Exercise aim
Turn the rows below into a JSON list of strings, one string for each line, and leave out any blank lines.

Dataset records
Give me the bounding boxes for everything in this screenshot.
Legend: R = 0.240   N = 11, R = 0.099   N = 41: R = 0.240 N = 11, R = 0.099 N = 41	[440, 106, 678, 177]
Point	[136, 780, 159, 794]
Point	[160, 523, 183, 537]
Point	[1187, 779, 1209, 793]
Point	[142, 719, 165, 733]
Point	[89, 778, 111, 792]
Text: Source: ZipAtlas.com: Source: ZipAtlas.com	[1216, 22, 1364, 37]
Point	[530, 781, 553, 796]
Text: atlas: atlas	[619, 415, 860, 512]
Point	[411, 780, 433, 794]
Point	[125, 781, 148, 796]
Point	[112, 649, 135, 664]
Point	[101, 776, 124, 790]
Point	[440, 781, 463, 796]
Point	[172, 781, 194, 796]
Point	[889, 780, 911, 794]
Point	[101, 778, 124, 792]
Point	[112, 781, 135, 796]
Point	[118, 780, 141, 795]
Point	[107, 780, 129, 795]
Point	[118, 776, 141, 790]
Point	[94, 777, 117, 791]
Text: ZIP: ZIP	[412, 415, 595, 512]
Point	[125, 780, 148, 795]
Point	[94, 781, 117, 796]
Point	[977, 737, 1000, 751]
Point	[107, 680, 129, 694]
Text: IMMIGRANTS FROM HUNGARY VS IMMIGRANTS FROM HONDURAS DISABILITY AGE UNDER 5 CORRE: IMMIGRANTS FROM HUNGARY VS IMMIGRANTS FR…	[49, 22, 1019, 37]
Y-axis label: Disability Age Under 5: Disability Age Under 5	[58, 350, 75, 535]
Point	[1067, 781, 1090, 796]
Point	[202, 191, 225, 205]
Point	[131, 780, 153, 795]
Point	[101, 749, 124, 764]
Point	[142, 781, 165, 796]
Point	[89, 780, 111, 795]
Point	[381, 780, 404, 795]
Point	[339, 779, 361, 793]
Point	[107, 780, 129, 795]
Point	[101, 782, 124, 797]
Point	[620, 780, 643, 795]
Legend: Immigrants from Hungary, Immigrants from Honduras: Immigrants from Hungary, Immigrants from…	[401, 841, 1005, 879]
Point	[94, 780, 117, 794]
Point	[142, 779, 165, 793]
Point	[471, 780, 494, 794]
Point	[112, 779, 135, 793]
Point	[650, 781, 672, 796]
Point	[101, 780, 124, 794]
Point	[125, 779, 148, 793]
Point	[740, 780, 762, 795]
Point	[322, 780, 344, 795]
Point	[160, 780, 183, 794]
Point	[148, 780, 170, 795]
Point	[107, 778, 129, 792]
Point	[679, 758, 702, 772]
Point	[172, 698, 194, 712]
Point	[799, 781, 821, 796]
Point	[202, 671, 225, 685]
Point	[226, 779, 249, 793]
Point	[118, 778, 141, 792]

The result
[
  "Give me the bounding boxes for everything in this screenshot.",
  "Legend: R = 0.240   N = 11, R = 0.099   N = 41: R = 0.240 N = 11, R = 0.099 N = 41\t[440, 106, 678, 177]",
  "Point\t[136, 780, 159, 794]",
  "Point\t[160, 523, 183, 537]",
  "Point\t[1187, 779, 1209, 793]",
  "Point\t[142, 719, 165, 733]",
  "Point\t[89, 778, 111, 792]",
  "Text: Source: ZipAtlas.com: Source: ZipAtlas.com\t[1216, 22, 1364, 37]",
  "Point\t[530, 781, 553, 796]",
  "Text: atlas: atlas\t[619, 415, 860, 512]",
  "Point\t[411, 780, 433, 794]",
  "Point\t[125, 781, 148, 796]",
  "Point\t[112, 649, 135, 664]",
  "Point\t[101, 776, 124, 790]",
  "Point\t[440, 781, 463, 796]",
  "Point\t[172, 781, 194, 796]",
  "Point\t[889, 780, 911, 794]",
  "Point\t[101, 778, 124, 792]",
  "Point\t[112, 781, 135, 796]",
  "Point\t[118, 780, 141, 795]",
  "Point\t[107, 780, 129, 795]",
  "Point\t[118, 776, 141, 790]",
  "Point\t[94, 777, 117, 791]",
  "Text: ZIP: ZIP\t[412, 415, 595, 512]",
  "Point\t[125, 780, 148, 795]",
  "Point\t[94, 781, 117, 796]",
  "Point\t[977, 737, 1000, 751]",
  "Point\t[107, 680, 129, 694]",
  "Text: IMMIGRANTS FROM HUNGARY VS IMMIGRANTS FROM HONDURAS DISABILITY AGE UNDER 5 CORRE: IMMIGRANTS FROM HUNGARY VS IMMIGRANTS FR…\t[49, 22, 1019, 37]",
  "Y-axis label: Disability Age Under 5: Disability Age Under 5\t[58, 350, 75, 535]",
  "Point\t[1067, 781, 1090, 796]",
  "Point\t[202, 191, 225, 205]",
  "Point\t[131, 780, 153, 795]",
  "Point\t[101, 749, 124, 764]",
  "Point\t[142, 781, 165, 796]",
  "Point\t[89, 780, 111, 795]",
  "Point\t[381, 780, 404, 795]",
  "Point\t[339, 779, 361, 793]",
  "Point\t[107, 780, 129, 795]",
  "Point\t[101, 782, 124, 797]",
  "Point\t[620, 780, 643, 795]",
  "Legend: Immigrants from Hungary, Immigrants from Honduras: Immigrants from Hungary, Immigrants from…\t[401, 841, 1005, 879]",
  "Point\t[94, 780, 117, 794]",
  "Point\t[142, 779, 165, 793]",
  "Point\t[471, 780, 494, 794]",
  "Point\t[112, 779, 135, 793]",
  "Point\t[650, 781, 672, 796]",
  "Point\t[101, 780, 124, 794]",
  "Point\t[125, 779, 148, 793]",
  "Point\t[740, 780, 762, 795]",
  "Point\t[322, 780, 344, 795]",
  "Point\t[160, 780, 183, 794]",
  "Point\t[148, 780, 170, 795]",
  "Point\t[107, 778, 129, 792]",
  "Point\t[679, 758, 702, 772]",
  "Point\t[172, 698, 194, 712]",
  "Point\t[799, 781, 821, 796]",
  "Point\t[202, 671, 225, 685]",
  "Point\t[226, 779, 249, 793]",
  "Point\t[118, 778, 141, 792]"
]